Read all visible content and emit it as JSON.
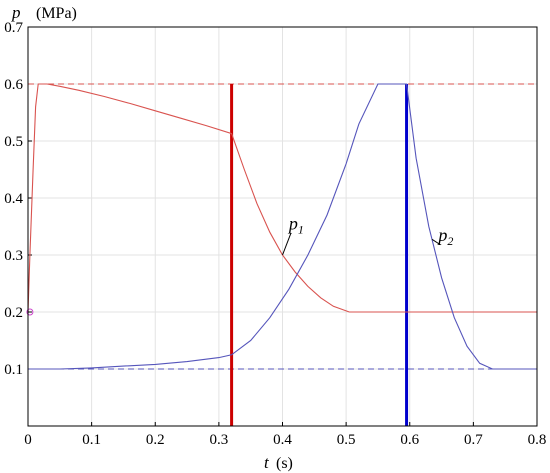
{
  "chart_data": {
    "type": "line",
    "title": "",
    "xlabel": "t",
    "xlabel_unit": "(s)",
    "ylabel": "p",
    "ylabel_unit": "(MPa)",
    "xlim": [
      0,
      0.8
    ],
    "ylim": [
      0,
      0.7
    ],
    "xticks": [
      "0",
      "0.1",
      "0.2",
      "0.3",
      "0.4",
      "0.5",
      "0.6",
      "0.7",
      "0.8"
    ],
    "yticks": [
      "0.1",
      "0.2",
      "0.3",
      "0.4",
      "0.5",
      "0.6",
      "0.7"
    ],
    "grid": true,
    "series": [
      {
        "name": "p1",
        "color": "#d9534f",
        "x": [
          0,
          0.003,
          0.008,
          0.012,
          0.016,
          0.02,
          0.03,
          0.05,
          0.08,
          0.12,
          0.16,
          0.2,
          0.24,
          0.28,
          0.32,
          0.34,
          0.36,
          0.38,
          0.4,
          0.42,
          0.44,
          0.46,
          0.48,
          0.505,
          0.55,
          0.6,
          0.7,
          0.8
        ],
        "y": [
          0.2,
          0.3,
          0.45,
          0.56,
          0.6,
          0.6,
          0.6,
          0.596,
          0.589,
          0.578,
          0.566,
          0.553,
          0.54,
          0.527,
          0.513,
          0.45,
          0.39,
          0.34,
          0.3,
          0.27,
          0.245,
          0.225,
          0.21,
          0.2,
          0.2,
          0.2,
          0.2,
          0.2
        ]
      },
      {
        "name": "p2",
        "color": "#5555bb",
        "x": [
          0,
          0.05,
          0.1,
          0.15,
          0.2,
          0.25,
          0.3,
          0.32,
          0.35,
          0.38,
          0.41,
          0.44,
          0.47,
          0.5,
          0.52,
          0.55,
          0.585,
          0.595,
          0.61,
          0.63,
          0.65,
          0.67,
          0.69,
          0.71,
          0.73,
          0.75,
          0.8
        ],
        "y": [
          0.1,
          0.1,
          0.102,
          0.105,
          0.108,
          0.113,
          0.12,
          0.125,
          0.15,
          0.19,
          0.24,
          0.3,
          0.37,
          0.46,
          0.53,
          0.6,
          0.6,
          0.6,
          0.47,
          0.35,
          0.26,
          0.19,
          0.14,
          0.11,
          0.1,
          0.1,
          0.1
        ]
      }
    ],
    "reference_lines": [
      {
        "axis": "y",
        "value": 0.6,
        "color": "#d9534f",
        "style": "dashed"
      },
      {
        "axis": "y",
        "value": 0.1,
        "color": "#5555bb",
        "style": "dashed"
      },
      {
        "axis": "x",
        "value": 0.32,
        "color": "#cc0000",
        "style": "solid-thick"
      },
      {
        "axis": "x",
        "value": 0.595,
        "color": "#0000cc",
        "style": "solid-thick"
      }
    ],
    "marker": {
      "x": 0.003,
      "y": 0.2,
      "color": "#cc44cc"
    },
    "annotations": [
      {
        "label": "p",
        "subscript": "1",
        "series": "p1",
        "at_x": 0.4,
        "label_x": 0.41,
        "label_y": 0.345
      },
      {
        "label": "p",
        "subscript": "2",
        "series": "p2",
        "at_x": 0.635,
        "label_x": 0.645,
        "label_y": 0.325
      }
    ]
  }
}
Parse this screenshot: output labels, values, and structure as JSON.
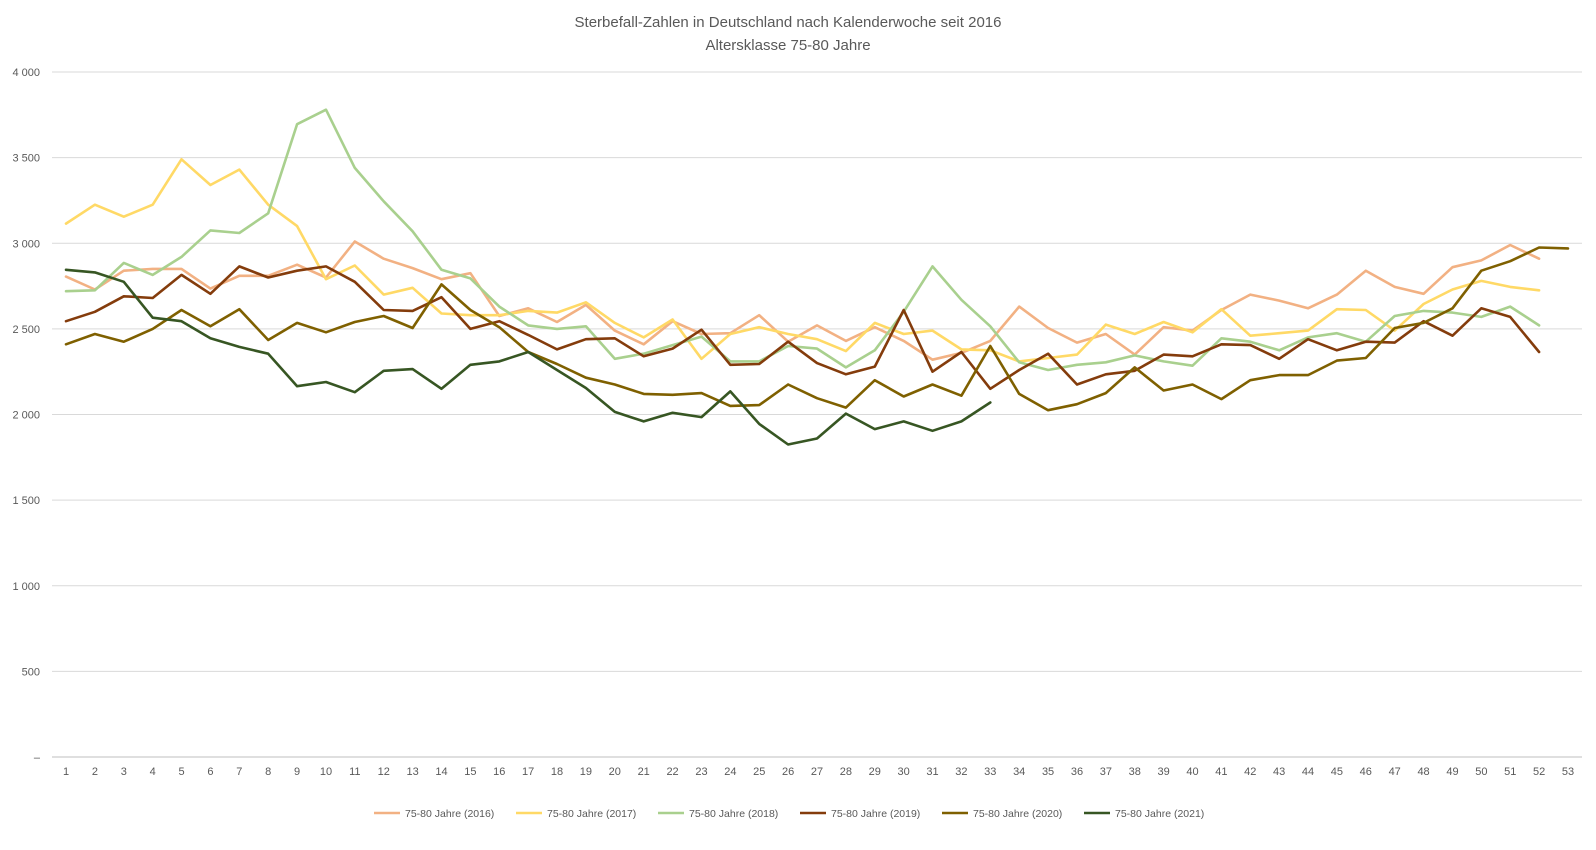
{
  "chart_data": {
    "type": "line",
    "title": "Sterbefall-Zahlen in Deutschland nach Kalenderwoche seit 2016",
    "subtitle": "Altersklasse 75-80 Jahre",
    "xlabel": "",
    "ylabel": "",
    "x": [
      1,
      2,
      3,
      4,
      5,
      6,
      7,
      8,
      9,
      10,
      11,
      12,
      13,
      14,
      15,
      16,
      17,
      18,
      19,
      20,
      21,
      22,
      23,
      24,
      25,
      26,
      27,
      28,
      29,
      30,
      31,
      32,
      33,
      34,
      35,
      36,
      37,
      38,
      39,
      40,
      41,
      42,
      43,
      44,
      45,
      46,
      47,
      48,
      49,
      50,
      51,
      52,
      53
    ],
    "ylim": [
      0,
      4000
    ],
    "yticks": [
      {
        "value": 0,
        "label": "–"
      },
      {
        "value": 500,
        "label": "500"
      },
      {
        "value": 1000,
        "label": "1 000"
      },
      {
        "value": 1500,
        "label": "1 500"
      },
      {
        "value": 2000,
        "label": "2 000"
      },
      {
        "value": 2500,
        "label": "2 500"
      },
      {
        "value": 3000,
        "label": "3 000"
      },
      {
        "value": 3500,
        "label": "3 500"
      },
      {
        "value": 4000,
        "label": "4 000"
      }
    ],
    "grid": true,
    "legend_position": "bottom",
    "series": [
      {
        "name": "75-80 Jahre (2016)",
        "color": "#f2b183",
        "values": [
          2805,
          2730,
          2840,
          2850,
          2850,
          2735,
          2810,
          2810,
          2875,
          2800,
          3010,
          2910,
          2855,
          2790,
          2825,
          2575,
          2620,
          2540,
          2640,
          2490,
          2410,
          2545,
          2470,
          2475,
          2580,
          2425,
          2520,
          2430,
          2510,
          2430,
          2320,
          2360,
          2430,
          2630,
          2505,
          2420,
          2470,
          2350,
          2510,
          2490,
          2610,
          2700,
          2665,
          2620,
          2700,
          2840,
          2745,
          2705,
          2860,
          2900,
          2990,
          2910,
          null
        ]
      },
      {
        "name": "75-80 Jahre (2017)",
        "color": "#ffd966",
        "values": [
          3115,
          3225,
          3155,
          3225,
          3490,
          3340,
          3430,
          3225,
          3100,
          2790,
          2870,
          2700,
          2740,
          2590,
          2580,
          2580,
          2605,
          2595,
          2655,
          2535,
          2450,
          2555,
          2325,
          2470,
          2510,
          2470,
          2440,
          2370,
          2535,
          2470,
          2490,
          2380,
          2375,
          2310,
          2330,
          2350,
          2525,
          2470,
          2540,
          2480,
          2615,
          2460,
          2475,
          2490,
          2615,
          2610,
          2490,
          2645,
          2730,
          2780,
          2745,
          2725,
          null
        ]
      },
      {
        "name": "75-80 Jahre (2018)",
        "color": "#a9d08e",
        "values": [
          2720,
          2725,
          2885,
          2815,
          2920,
          3075,
          3060,
          3175,
          3695,
          3780,
          3440,
          3245,
          3070,
          2845,
          2795,
          2630,
          2520,
          2500,
          2515,
          2325,
          2355,
          2405,
          2455,
          2310,
          2310,
          2400,
          2385,
          2275,
          2375,
          2600,
          2865,
          2670,
          2515,
          2305,
          2260,
          2290,
          2305,
          2345,
          2310,
          2285,
          2445,
          2425,
          2375,
          2450,
          2475,
          2425,
          2575,
          2605,
          2595,
          2570,
          2630,
          2520,
          null
        ]
      },
      {
        "name": "75-80 Jahre (2019)",
        "color": "#843c0c",
        "values": [
          2545,
          2600,
          2690,
          2680,
          2815,
          2705,
          2865,
          2800,
          2840,
          2865,
          2775,
          2610,
          2605,
          2685,
          2500,
          2545,
          2465,
          2380,
          2440,
          2445,
          2340,
          2385,
          2495,
          2290,
          2295,
          2425,
          2300,
          2235,
          2280,
          2610,
          2250,
          2365,
          2150,
          2260,
          2355,
          2175,
          2235,
          2255,
          2350,
          2340,
          2410,
          2405,
          2325,
          2440,
          2375,
          2425,
          2420,
          2545,
          2460,
          2620,
          2570,
          2365,
          null
        ]
      },
      {
        "name": "75-80 Jahre (2020)",
        "color": "#7f6000",
        "values": [
          2410,
          2470,
          2425,
          2500,
          2610,
          2515,
          2615,
          2435,
          2535,
          2480,
          2540,
          2575,
          2505,
          2760,
          2610,
          2510,
          2365,
          2295,
          2215,
          2175,
          2120,
          2115,
          2125,
          2050,
          2055,
          2175,
          2095,
          2040,
          2200,
          2105,
          2175,
          2110,
          2400,
          2120,
          2025,
          2060,
          2125,
          2275,
          2140,
          2175,
          2090,
          2200,
          2230,
          2230,
          2315,
          2330,
          2505,
          2535,
          2620,
          2840,
          2895,
          2975,
          2970
        ]
      },
      {
        "name": "75-80 Jahre (2021)",
        "color": "#375623",
        "values": [
          2845,
          2830,
          2775,
          2565,
          2545,
          2445,
          2395,
          2355,
          2165,
          2190,
          2130,
          2255,
          2265,
          2150,
          2290,
          2310,
          2365,
          2260,
          2155,
          2015,
          1960,
          2010,
          1985,
          2135,
          1945,
          1825,
          1860,
          2005,
          1915,
          1960,
          1905,
          1960,
          2070,
          null,
          null,
          null,
          null,
          null,
          null,
          null,
          null,
          null,
          null,
          null,
          null,
          null,
          null,
          null,
          null,
          null,
          null,
          null,
          null
        ]
      }
    ]
  }
}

[DIRECTIONS]
Pick each line holding the word "Jahre" out of the data and copy it.

[TASK RESPONSE]
    "subtitle": "Altersklasse 75-80 Jahre",
        "name": "75-80 Jahre (2016)",
        "name": "75-80 Jahre (2017)",
        "name": "75-80 Jahre (2018)",
        "name": "75-80 Jahre (2019)",
        "name": "75-80 Jahre (2020)",
        "name": "75-80 Jahre (2021)",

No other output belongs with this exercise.